▶ Elenco compiti:
**a)** Elenca, nell'ordine in cui compaiono, gli ambiti che la funzione di vigilanza della Banca d'Italia copre secondo l'estratto sulla legge bancaria del 1936.
**b)** Traduci in inglese questa frase dell'estratto sulla legge bancaria del 1936: "Scopo principale di questi controlli era la protezione dei diritti dei risparmiatori-depositanti e l'accertamento che l'azione delle aziende di credito fosse conforme agli indirizzi di politica economica del Paese."
**c)** In base all'estratto sulla legge bancaria del 1936, spiega in una o due frasi perché la Banca d'Italia svolgeva i controlli sulle aziende di credito.

▶ Estratto del documento:
Tralascerò le banche di credito speciale con la gestione del credito a medio e lungo termine e mi soffermerò su quelle a breve termine o banche di credito ordinario di cui all’abrogata legge del 1936.

Con la legge del 1936 la Banca d’Italia aveva (come ha) “la funzione di vigilanza su tutte le aziende di credito che va dalla raccolta e impiego fondi, alla limitazione dei loro rischi fuori bilancio (off-balance-sheet), agli acquisti di partecipazioni azionarie e di beni immobili”. Scopo principale di questi controlli era la protezione dei diritti dei risparmiatori-depositanti e l’accertamento che l’azione delle aziende di credito fosse conforme agli indirizzi di politica economica del Paese.

▶ Dati elencati:
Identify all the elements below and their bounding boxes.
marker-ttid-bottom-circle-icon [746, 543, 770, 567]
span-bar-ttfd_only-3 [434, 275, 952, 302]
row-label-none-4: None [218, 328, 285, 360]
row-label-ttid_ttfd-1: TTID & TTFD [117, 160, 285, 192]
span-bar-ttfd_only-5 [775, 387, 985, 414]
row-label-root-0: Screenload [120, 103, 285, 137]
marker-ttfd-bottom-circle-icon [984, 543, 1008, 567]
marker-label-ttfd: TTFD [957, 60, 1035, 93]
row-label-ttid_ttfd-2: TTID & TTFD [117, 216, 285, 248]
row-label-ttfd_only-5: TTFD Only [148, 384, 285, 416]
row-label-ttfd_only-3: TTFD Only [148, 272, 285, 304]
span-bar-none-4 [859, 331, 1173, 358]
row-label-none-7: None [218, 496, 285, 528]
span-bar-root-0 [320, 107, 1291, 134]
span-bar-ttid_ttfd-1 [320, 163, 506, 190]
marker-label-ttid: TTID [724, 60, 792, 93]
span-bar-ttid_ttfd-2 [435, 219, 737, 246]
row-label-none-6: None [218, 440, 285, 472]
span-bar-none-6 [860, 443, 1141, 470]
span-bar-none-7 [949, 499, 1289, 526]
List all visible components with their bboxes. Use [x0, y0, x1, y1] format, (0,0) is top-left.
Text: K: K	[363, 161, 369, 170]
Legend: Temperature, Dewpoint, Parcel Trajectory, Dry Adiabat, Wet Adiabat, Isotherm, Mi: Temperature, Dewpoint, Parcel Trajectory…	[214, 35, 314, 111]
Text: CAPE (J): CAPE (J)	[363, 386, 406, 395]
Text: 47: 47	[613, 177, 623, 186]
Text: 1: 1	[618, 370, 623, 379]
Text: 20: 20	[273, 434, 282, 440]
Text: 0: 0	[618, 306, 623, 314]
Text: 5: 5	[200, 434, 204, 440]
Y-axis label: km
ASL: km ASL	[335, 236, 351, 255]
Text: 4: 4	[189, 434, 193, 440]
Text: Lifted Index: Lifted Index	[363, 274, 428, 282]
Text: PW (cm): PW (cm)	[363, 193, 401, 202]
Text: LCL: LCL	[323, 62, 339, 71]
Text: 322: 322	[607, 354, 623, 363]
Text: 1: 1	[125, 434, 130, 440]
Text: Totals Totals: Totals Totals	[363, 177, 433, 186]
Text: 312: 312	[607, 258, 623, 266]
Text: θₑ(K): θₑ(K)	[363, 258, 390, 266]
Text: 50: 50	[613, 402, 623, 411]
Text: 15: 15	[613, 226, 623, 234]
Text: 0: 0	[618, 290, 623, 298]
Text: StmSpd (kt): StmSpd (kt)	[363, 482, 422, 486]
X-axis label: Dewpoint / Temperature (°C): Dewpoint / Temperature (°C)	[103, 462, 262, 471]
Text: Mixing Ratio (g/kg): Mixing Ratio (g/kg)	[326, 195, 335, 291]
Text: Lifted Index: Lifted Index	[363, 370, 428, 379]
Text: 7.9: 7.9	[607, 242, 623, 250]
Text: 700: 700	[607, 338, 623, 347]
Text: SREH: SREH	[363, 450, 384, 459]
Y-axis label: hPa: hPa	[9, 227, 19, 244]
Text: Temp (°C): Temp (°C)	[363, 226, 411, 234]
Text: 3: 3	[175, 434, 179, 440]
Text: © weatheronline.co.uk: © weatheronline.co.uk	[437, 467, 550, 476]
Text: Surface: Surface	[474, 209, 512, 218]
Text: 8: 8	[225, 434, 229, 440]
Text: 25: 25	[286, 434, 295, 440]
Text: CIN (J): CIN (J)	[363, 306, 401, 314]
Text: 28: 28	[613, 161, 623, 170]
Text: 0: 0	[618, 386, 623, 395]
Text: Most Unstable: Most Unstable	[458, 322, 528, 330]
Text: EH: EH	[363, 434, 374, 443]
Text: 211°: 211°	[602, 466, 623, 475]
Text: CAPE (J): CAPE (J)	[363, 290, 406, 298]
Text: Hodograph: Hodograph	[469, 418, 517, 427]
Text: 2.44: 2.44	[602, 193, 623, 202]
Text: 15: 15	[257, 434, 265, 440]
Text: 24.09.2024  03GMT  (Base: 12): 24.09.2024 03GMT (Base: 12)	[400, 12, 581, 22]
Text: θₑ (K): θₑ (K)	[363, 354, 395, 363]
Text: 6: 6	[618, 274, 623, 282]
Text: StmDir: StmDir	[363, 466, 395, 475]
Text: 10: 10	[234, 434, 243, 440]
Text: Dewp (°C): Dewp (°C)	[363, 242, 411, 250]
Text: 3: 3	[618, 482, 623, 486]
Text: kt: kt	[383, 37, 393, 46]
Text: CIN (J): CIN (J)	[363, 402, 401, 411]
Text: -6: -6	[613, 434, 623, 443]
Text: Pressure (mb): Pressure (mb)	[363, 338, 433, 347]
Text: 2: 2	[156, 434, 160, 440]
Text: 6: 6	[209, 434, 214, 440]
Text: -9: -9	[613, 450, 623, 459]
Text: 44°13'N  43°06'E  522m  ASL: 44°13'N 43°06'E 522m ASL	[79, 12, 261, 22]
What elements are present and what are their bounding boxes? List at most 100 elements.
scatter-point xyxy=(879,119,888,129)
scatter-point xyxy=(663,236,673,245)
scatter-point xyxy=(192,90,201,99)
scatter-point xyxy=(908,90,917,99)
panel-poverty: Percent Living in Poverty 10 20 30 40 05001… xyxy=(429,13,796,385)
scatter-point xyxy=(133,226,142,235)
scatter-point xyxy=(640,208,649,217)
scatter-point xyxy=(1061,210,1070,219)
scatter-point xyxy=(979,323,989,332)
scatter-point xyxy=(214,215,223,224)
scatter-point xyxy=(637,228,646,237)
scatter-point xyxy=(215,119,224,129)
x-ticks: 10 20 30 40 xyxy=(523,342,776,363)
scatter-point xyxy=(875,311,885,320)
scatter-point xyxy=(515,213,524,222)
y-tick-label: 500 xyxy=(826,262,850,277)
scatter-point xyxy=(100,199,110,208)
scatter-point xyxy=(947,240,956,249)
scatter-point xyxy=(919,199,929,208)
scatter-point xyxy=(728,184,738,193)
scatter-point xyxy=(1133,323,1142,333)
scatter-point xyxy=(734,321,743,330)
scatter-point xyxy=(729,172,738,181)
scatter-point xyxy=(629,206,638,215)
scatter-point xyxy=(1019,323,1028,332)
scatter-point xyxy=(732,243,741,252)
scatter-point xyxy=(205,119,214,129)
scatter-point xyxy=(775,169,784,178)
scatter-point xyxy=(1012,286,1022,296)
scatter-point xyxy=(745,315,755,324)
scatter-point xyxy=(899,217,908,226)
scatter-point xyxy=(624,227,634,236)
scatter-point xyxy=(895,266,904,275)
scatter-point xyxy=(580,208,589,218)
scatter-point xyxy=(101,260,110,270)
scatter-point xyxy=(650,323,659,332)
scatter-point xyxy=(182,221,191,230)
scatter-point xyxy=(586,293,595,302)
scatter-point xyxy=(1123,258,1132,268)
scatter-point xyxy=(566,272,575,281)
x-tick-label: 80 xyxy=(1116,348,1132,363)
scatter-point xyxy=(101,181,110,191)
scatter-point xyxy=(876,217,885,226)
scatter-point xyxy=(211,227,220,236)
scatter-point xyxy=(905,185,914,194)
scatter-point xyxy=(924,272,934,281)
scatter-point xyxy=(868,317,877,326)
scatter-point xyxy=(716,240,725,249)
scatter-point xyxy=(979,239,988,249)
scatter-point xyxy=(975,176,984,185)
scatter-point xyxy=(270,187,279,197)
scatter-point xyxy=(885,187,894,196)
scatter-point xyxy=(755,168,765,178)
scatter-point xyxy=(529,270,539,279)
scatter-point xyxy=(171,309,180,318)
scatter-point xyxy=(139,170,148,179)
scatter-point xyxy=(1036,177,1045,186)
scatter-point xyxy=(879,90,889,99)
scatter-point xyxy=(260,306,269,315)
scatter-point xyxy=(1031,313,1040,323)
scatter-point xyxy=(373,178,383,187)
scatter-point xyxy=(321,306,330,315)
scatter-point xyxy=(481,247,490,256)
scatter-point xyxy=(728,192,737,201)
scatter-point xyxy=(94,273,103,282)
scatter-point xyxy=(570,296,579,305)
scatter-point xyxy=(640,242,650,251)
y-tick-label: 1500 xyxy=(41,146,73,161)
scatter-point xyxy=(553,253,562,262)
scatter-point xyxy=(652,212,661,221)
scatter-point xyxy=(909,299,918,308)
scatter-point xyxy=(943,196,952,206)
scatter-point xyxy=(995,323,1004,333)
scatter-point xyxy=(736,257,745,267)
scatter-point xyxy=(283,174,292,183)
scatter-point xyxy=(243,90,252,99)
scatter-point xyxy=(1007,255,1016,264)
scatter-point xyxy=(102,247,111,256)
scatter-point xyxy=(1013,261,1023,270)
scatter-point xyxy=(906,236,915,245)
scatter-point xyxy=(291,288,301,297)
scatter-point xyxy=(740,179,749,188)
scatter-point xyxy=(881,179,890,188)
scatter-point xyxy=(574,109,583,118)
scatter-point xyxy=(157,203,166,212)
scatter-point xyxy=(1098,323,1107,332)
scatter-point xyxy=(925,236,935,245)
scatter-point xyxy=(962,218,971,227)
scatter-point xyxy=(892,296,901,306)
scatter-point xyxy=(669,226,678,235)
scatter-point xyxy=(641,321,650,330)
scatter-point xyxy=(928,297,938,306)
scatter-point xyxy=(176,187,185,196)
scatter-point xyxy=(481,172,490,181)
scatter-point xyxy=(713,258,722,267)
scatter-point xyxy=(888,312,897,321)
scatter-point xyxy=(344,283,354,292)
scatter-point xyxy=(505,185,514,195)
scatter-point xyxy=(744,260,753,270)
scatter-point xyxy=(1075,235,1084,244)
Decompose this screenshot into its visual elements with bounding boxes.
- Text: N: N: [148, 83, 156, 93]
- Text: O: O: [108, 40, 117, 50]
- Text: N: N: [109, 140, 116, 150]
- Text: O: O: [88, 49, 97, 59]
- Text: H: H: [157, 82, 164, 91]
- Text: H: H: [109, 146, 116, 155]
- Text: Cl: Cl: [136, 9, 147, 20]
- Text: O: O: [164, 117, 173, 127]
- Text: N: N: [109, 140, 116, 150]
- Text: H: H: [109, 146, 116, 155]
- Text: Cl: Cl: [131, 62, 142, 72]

▶ Risposte in ordine:
**a)**
- raccolta e impiego fondi
- limitazione dei rischi fuori bilancio (off-balance-sheet)
- acquisti di partecipazioni azionarie
- acquisti di beni immobili

**b)** The main purpose of these controls was to protect the rights of savers-depositors and to verify that the activity of credit institutions was consistent with the country's economic policy guidelines.

**c)** I controlli servivano soprattutto a proteggere i diritti dei risparmiatori-depositanti. Servivano inoltre ad accertare che l'azione delle aziende di credito fosse conforme agli indirizzi di politica economica del Paese.